> Do this: Return each entry exactly, omitting nothing.

> Items listed in a dataset:
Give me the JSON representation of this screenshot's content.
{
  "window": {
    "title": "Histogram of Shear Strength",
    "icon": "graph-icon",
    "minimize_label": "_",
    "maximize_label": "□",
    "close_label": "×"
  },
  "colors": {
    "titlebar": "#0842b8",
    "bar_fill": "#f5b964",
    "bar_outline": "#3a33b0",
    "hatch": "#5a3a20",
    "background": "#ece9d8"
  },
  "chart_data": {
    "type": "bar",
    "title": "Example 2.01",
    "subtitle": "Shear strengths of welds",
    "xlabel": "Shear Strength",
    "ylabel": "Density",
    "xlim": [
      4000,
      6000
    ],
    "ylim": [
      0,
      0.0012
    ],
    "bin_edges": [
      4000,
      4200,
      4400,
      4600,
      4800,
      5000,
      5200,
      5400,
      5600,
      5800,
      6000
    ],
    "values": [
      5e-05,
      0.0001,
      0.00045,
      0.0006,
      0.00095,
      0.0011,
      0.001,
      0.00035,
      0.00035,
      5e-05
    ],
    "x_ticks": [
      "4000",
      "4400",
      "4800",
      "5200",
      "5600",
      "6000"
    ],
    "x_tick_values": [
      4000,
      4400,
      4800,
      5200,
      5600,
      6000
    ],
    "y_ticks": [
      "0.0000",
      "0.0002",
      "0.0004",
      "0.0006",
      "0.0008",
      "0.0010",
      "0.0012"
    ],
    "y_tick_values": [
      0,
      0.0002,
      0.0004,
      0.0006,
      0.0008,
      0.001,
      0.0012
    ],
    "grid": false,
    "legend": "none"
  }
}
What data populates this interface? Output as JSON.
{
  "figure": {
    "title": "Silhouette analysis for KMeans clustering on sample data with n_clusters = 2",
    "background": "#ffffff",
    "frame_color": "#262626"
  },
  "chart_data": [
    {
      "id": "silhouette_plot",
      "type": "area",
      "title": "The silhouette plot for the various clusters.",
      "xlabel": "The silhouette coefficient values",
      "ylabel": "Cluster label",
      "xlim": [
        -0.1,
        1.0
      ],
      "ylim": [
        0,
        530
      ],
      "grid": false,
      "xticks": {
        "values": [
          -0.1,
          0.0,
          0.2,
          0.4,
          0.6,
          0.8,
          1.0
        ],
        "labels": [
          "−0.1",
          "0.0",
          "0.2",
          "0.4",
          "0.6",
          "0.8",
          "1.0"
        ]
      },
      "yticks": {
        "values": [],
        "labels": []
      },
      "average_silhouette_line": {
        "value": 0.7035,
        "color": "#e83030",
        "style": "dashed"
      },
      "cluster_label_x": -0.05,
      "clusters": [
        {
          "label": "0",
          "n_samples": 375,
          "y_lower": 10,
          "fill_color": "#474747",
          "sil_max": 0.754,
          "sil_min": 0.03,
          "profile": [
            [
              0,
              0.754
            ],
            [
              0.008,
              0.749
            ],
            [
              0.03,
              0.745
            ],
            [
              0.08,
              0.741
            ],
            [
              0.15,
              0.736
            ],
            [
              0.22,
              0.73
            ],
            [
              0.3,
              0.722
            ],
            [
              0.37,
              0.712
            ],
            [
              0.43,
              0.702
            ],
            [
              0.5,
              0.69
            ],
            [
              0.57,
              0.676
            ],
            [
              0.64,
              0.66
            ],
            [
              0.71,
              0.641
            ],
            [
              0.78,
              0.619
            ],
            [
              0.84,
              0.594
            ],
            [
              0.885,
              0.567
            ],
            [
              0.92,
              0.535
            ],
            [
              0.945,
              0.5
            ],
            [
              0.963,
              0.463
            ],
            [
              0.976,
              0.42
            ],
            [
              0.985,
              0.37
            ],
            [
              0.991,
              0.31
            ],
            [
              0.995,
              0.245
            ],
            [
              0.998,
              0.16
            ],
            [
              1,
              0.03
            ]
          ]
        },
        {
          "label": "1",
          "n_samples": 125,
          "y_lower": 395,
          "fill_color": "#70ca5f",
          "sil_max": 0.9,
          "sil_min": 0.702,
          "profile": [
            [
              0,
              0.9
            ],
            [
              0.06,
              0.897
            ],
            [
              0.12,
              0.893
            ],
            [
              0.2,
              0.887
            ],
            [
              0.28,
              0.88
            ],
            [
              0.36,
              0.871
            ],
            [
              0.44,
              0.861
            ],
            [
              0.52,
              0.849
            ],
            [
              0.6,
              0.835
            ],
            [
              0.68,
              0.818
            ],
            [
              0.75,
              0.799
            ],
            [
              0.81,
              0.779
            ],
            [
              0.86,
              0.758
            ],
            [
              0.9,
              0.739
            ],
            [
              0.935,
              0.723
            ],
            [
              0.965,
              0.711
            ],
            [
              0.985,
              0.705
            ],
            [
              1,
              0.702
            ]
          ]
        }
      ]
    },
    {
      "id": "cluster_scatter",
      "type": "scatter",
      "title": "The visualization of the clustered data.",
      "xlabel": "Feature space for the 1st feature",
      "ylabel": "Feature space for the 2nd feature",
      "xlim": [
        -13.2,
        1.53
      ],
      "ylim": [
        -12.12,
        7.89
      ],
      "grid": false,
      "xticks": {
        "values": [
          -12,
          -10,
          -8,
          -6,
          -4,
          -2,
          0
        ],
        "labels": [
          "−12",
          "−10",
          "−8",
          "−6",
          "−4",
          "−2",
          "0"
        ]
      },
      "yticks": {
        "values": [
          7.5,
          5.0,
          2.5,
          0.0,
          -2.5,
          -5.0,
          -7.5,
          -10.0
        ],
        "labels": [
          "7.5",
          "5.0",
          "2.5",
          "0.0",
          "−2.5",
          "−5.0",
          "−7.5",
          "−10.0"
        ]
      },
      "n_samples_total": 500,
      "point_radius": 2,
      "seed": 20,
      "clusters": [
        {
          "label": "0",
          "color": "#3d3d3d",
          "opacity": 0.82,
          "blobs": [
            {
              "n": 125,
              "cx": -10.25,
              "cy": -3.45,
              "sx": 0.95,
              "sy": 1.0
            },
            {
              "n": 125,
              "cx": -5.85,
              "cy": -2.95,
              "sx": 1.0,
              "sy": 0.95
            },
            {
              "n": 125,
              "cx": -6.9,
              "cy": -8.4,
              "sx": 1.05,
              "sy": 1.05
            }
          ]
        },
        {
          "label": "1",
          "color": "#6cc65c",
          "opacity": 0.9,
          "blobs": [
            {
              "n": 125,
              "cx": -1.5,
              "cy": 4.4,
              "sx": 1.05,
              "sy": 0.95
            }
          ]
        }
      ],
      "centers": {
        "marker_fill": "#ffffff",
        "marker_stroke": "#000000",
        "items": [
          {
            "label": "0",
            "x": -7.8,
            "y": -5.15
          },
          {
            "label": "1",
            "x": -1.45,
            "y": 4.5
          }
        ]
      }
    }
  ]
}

> Correct result:
Give me the JSON representation of this screenshot's content.
{
  "window": {
    "title": "Histogram of Shear Strength",
    "icon": "graph-icon",
    "minimize_label": "_",
    "maximize_label": "□",
    "close_label": "×"
  },
  "colors": {
    "titlebar": "#0842b8",
    "bar_fill": "#f5b964",
    "bar_outline": "#3a33b0",
    "hatch": "#5a3a20",
    "background": "#ece9d8"
  },
  "chart_data": {
    "type": "bar",
    "title": "Example 2.01",
    "subtitle": "Shear strengths of welds",
    "xlabel": "Shear Strength",
    "ylabel": "Density",
    "xlim": [
      4000,
      6000
    ],
    "ylim": [
      0,
      0.0012
    ],
    "bin_edges": [
      4000,
      4200,
      4400,
      4600,
      4800,
      5000,
      5200,
      5400,
      5600,
      5800,
      6000
    ],
    "values": [
      5e-05,
      0.0001,
      0.00045,
      0.0006,
      0.00095,
      0.0011,
      0.001,
      0.00035,
      0.00035,
      5e-05
    ],
    "x_ticks": [
      "4000",
      "4400",
      "4800",
      "5200",
      "5600",
      "6000"
    ],
    "x_tick_values": [
      4000,
      4400,
      4800,
      5200,
      5600,
      6000
    ],
    "y_ticks": [
      "0.0000",
      "0.0002",
      "0.0004",
      "0.0006",
      "0.0008",
      "0.0010",
      "0.0012"
    ],
    "y_tick_values": [
      0,
      0.0002,
      0.0004,
      0.0006,
      0.0008,
      0.001,
      0.0012
    ],
    "grid": false,
    "legend": "none"
  }
}
What data populates this interface? Output as JSON.
{
  "figure": {
    "title": "Silhouette analysis for KMeans clustering on sample data with n_clusters = 2",
    "background": "#ffffff",
    "frame_color": "#262626"
  },
  "chart_data": [
    {
      "id": "silhouette_plot",
      "type": "area",
      "title": "The silhouette plot for the various clusters.",
      "xlabel": "The silhouette coefficient values",
      "ylabel": "Cluster label",
      "xlim": [
        -0.1,
        1.0
      ],
      "ylim": [
        0,
        530
      ],
      "grid": false,
      "xticks": {
        "values": [
          -0.1,
          0.0,
          0.2,
          0.4,
          0.6,
          0.8,
          1.0
        ],
        "labels": [
          "−0.1",
          "0.0",
          "0.2",
          "0.4",
          "0.6",
          "0.8",
          "1.0"
        ]
      },
      "yticks": {
        "values": [],
        "labels": []
      },
      "average_silhouette_line": {
        "value": 0.7035,
        "color": "#e83030",
        "style": "dashed"
      },
      "cluster_label_x": -0.05,
      "clusters": [
        {
          "label": "0",
          "n_samples": 375,
          "y_lower": 10,
          "fill_color": "#474747",
          "sil_max": 0.754,
          "sil_min": 0.03,
          "profile": [
            [
              0,
              0.754
            ],
            [
              0.008,
              0.749
            ],
            [
              0.03,
              0.745
            ],
            [
              0.08,
              0.741
            ],
            [
              0.15,
              0.736
            ],
            [
              0.22,
              0.73
            ],
            [
              0.3,
              0.722
            ],
            [
              0.37,
              0.712
            ],
            [
              0.43,
              0.702
            ],
            [
              0.5,
              0.69
            ],
            [
              0.57,
              0.676
            ],
            [
              0.64,
              0.66
            ],
            [
              0.71,
              0.641
            ],
            [
              0.78,
              0.619
            ],
            [
              0.84,
              0.594
            ],
            [
              0.885,
              0.567
            ],
            [
              0.92,
              0.535
            ],
            [
              0.945,
              0.5
            ],
            [
              0.963,
              0.463
            ],
            [
              0.976,
              0.42
            ],
            [
              0.985,
              0.37
            ],
            [
              0.991,
              0.31
            ],
            [
              0.995,
              0.245
            ],
            [
              0.998,
              0.16
            ],
            [
              1,
              0.03
            ]
          ]
        },
        {
          "label": "1",
          "n_samples": 125,
          "y_lower": 395,
          "fill_color": "#70ca5f",
          "sil_max": 0.9,
          "sil_min": 0.702,
          "profile": [
            [
              0,
              0.9
            ],
            [
              0.06,
              0.897
            ],
            [
              0.12,
              0.893
            ],
            [
              0.2,
              0.887
            ],
            [
              0.28,
              0.88
            ],
            [
              0.36,
              0.871
            ],
            [
              0.44,
              0.861
            ],
            [
              0.52,
              0.849
            ],
            [
              0.6,
              0.835
            ],
            [
              0.68,
              0.818
            ],
            [
              0.75,
              0.799
            ],
            [
              0.81,
              0.779
            ],
            [
              0.86,
              0.758
            ],
            [
              0.9,
              0.739
            ],
            [
              0.935,
              0.723
            ],
            [
              0.965,
              0.711
            ],
            [
              0.985,
              0.705
            ],
            [
              1,
              0.702
            ]
          ]
        }
      ]
    },
    {
      "id": "cluster_scatter",
      "type": "scatter",
      "title": "The visualization of the clustered data.",
      "xlabel": "Feature space for the 1st feature",
      "ylabel": "Feature space for the 2nd feature",
      "xlim": [
        -13.2,
        1.53
      ],
      "ylim": [
        -12.12,
        7.89
      ],
      "grid": false,
      "xticks": {
        "values": [
          -12,
          -10,
          -8,
          -6,
          -4,
          -2,
          0
        ],
        "labels": [
          "−12",
          "−10",
          "−8",
          "−6",
          "−4",
          "−2",
          "0"
        ]
      },
      "yticks": {
        "values": [
          7.5,
          5.0,
          2.5,
          0.0,
          -2.5,
          -5.0,
          -7.5,
          -10.0
        ],
        "labels": [
          "7.5",
          "5.0",
          "2.5",
          "0.0",
          "−2.5",
          "−5.0",
          "−7.5",
          "−10.0"
        ]
      },
      "n_samples_total": 500,
      "point_radius": 2,
      "seed": 20,
      "clusters": [
        {
          "label": "0",
          "color": "#3d3d3d",
          "opacity": 0.82,
          "blobs": [
            {
              "n": 125,
              "cx": -10.25,
              "cy": -3.45,
              "sx": 0.95,
              "sy": 1.0
            },
            {
              "n": 125,
              "cx": -5.85,
              "cy": -2.95,
              "sx": 1.0,
              "sy": 0.95
            },
            {
              "n": 125,
              "cx": -6.9,
              "cy": -8.4,
              "sx": 1.05,
              "sy": 1.05
            }
          ]
        },
        {
          "label": "1",
          "color": "#6cc65c",
          "opacity": 0.9,
          "blobs": [
            {
              "n": 125,
              "cx": -1.5,
              "cy": 4.4,
              "sx": 1.05,
              "sy": 0.95
            }
          ]
        }
      ],
      "centers": {
        "marker_fill": "#ffffff",
        "marker_stroke": "#000000",
        "items": [
          {
            "label": "0",
            "x": -7.8,
            "y": -5.15
          },
          {
            "label": "1",
            "x": -1.45,
            "y": 4.5
          }
        ]
      }
    }
  ]
}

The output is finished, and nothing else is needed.